— BEGIN SUPPLIED MATERIAL —
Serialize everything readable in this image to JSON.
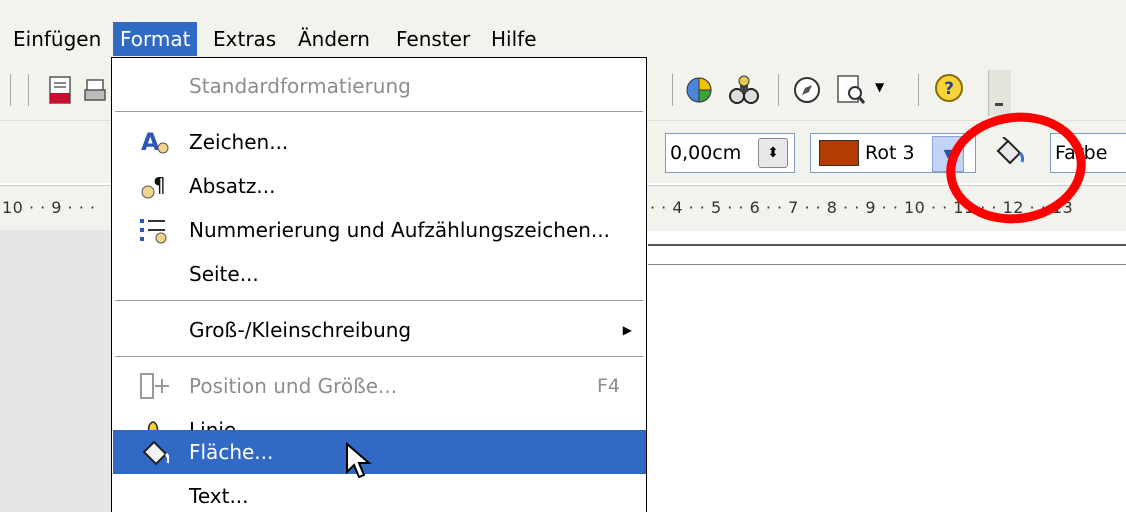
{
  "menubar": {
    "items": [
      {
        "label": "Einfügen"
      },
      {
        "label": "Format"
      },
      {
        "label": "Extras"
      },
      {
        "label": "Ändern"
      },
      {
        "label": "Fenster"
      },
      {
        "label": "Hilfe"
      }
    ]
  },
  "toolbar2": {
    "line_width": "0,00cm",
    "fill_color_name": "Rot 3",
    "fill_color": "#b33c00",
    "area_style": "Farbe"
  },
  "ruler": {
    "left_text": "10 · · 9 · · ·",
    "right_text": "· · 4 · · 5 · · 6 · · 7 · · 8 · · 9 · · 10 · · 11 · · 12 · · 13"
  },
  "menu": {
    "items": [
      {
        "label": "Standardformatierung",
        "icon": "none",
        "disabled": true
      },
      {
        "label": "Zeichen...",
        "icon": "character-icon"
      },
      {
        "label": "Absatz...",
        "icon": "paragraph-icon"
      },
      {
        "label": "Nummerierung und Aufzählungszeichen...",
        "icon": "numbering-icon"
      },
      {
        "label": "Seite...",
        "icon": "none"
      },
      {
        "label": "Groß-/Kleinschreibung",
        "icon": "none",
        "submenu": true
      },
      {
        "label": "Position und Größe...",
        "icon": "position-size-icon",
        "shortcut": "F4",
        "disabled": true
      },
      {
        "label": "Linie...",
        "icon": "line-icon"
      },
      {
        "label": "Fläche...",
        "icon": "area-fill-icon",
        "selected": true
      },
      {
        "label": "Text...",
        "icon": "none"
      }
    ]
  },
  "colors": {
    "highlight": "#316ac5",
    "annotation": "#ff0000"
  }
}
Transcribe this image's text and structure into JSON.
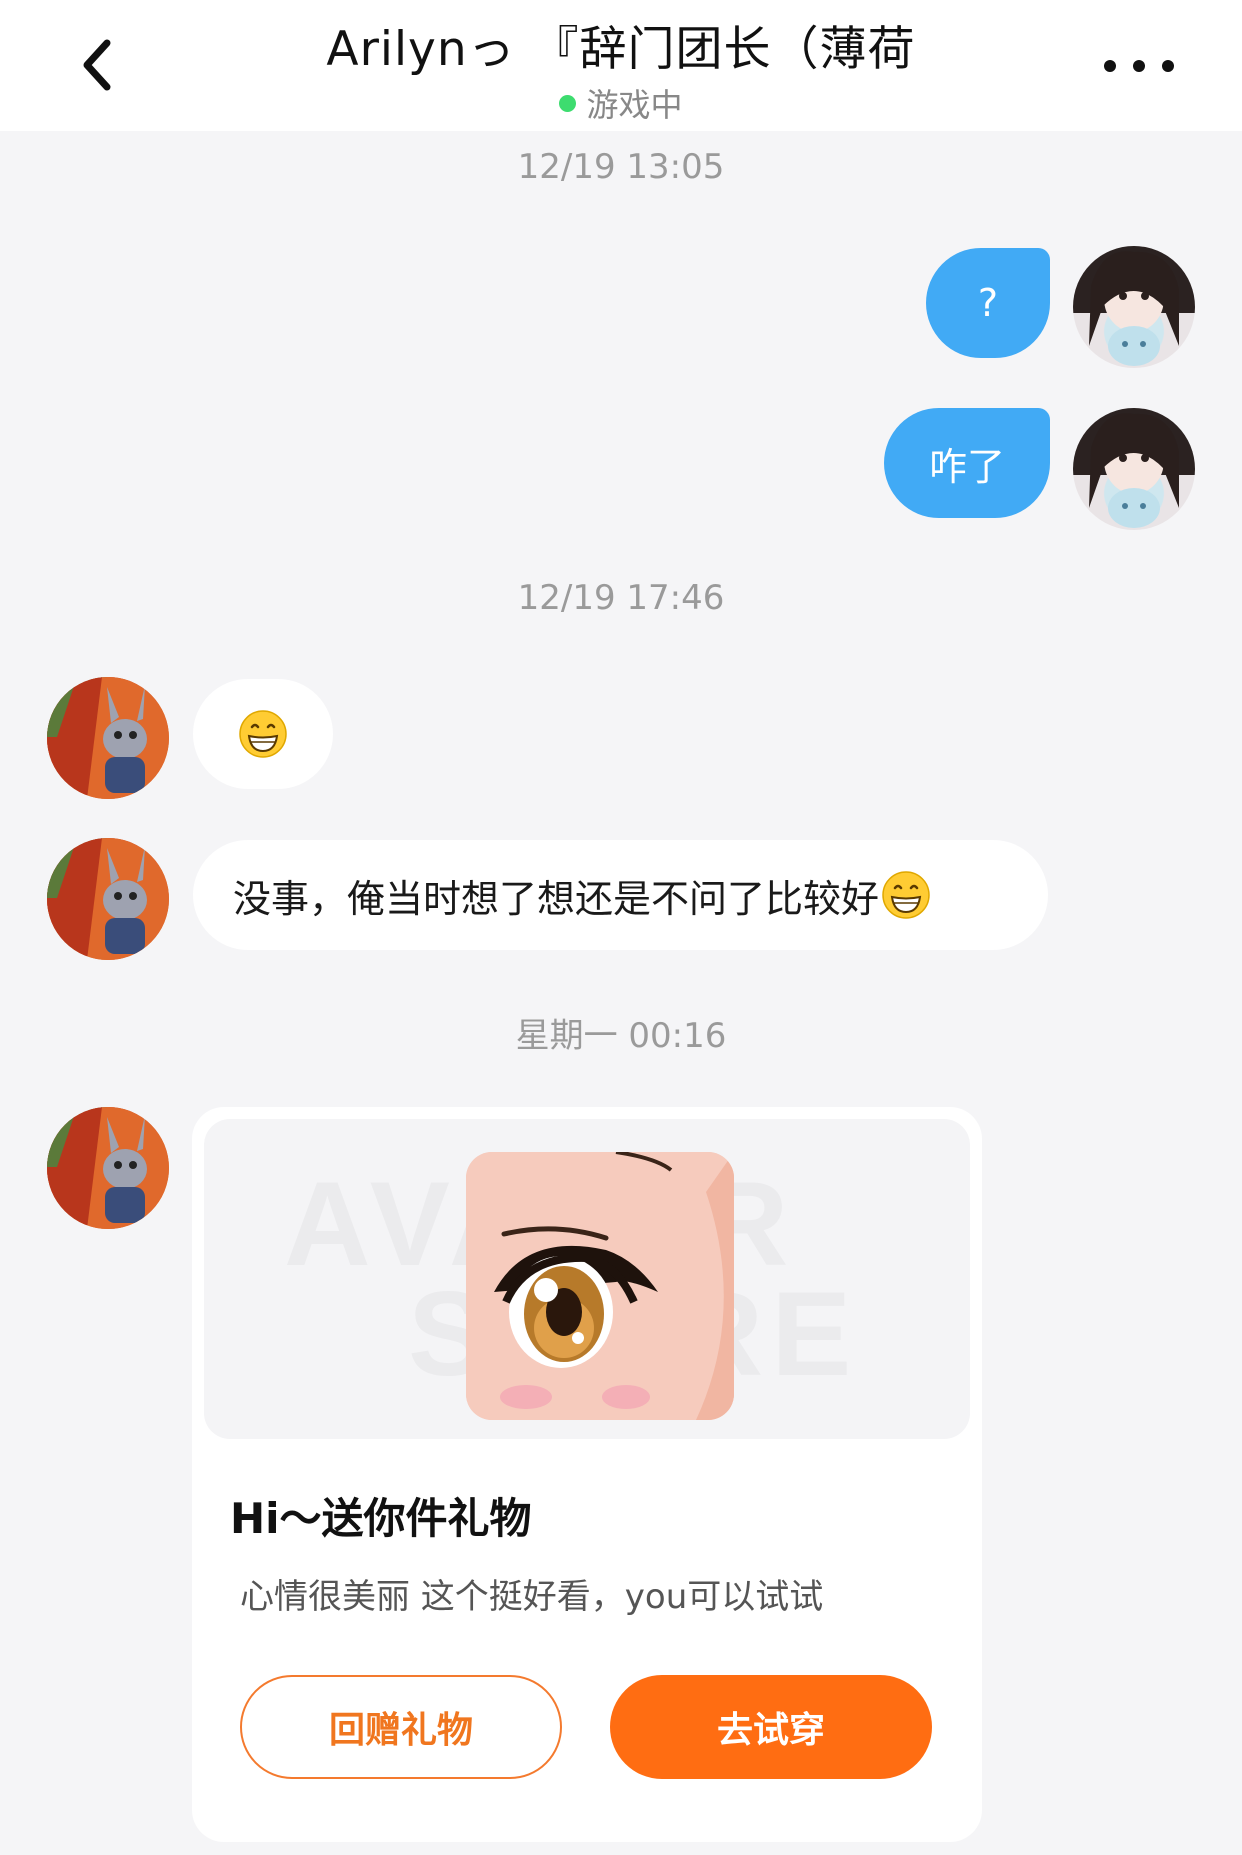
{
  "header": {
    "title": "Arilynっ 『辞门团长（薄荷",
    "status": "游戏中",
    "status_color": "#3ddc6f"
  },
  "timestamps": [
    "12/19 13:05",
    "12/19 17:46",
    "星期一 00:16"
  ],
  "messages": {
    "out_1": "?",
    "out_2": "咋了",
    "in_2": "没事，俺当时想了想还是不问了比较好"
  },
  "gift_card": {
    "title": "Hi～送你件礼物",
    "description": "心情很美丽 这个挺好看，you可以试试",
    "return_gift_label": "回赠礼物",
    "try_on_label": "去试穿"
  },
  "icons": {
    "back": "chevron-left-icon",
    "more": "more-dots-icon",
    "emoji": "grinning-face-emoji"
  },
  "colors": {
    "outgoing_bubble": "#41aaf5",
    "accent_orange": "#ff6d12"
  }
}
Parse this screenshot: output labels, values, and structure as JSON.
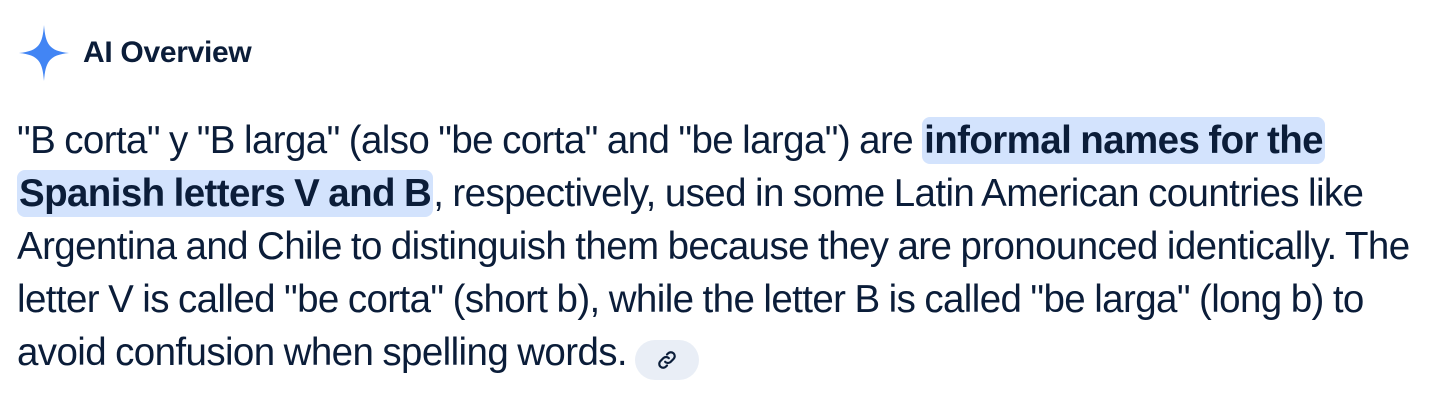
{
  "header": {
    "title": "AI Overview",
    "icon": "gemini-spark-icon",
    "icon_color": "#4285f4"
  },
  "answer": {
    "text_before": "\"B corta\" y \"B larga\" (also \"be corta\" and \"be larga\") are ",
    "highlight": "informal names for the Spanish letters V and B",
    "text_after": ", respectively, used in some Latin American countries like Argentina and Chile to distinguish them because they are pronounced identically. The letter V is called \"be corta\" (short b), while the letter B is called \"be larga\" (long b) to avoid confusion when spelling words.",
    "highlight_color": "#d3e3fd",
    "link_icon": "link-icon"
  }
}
— END SUPPLIED MATERIAL —
YOUR GOAL:
Copy out, unchanged, the span of lines beginning with the one that includes "Parse this screenshot: output" and running through the final line of the material above. Leave the pictures out.

RESULT OF THE EXERCISE:
Parse this screenshot: output labels, values, and structure as JSON.
{
  "header": {
    "title": "AI Overview",
    "icon": "gemini-spark-icon",
    "icon_color": "#4285f4"
  },
  "answer": {
    "text_before": "\"B corta\" y \"B larga\" (also \"be corta\" and \"be larga\") are ",
    "highlight": "informal names for the Spanish letters V and B",
    "text_after": ", respectively, used in some Latin American countries like Argentina and Chile to distinguish them because they are pronounced identically. The letter V is called \"be corta\" (short b), while the letter B is called \"be larga\" (long b) to avoid confusion when spelling words.",
    "highlight_color": "#d3e3fd",
    "link_icon": "link-icon"
  }
}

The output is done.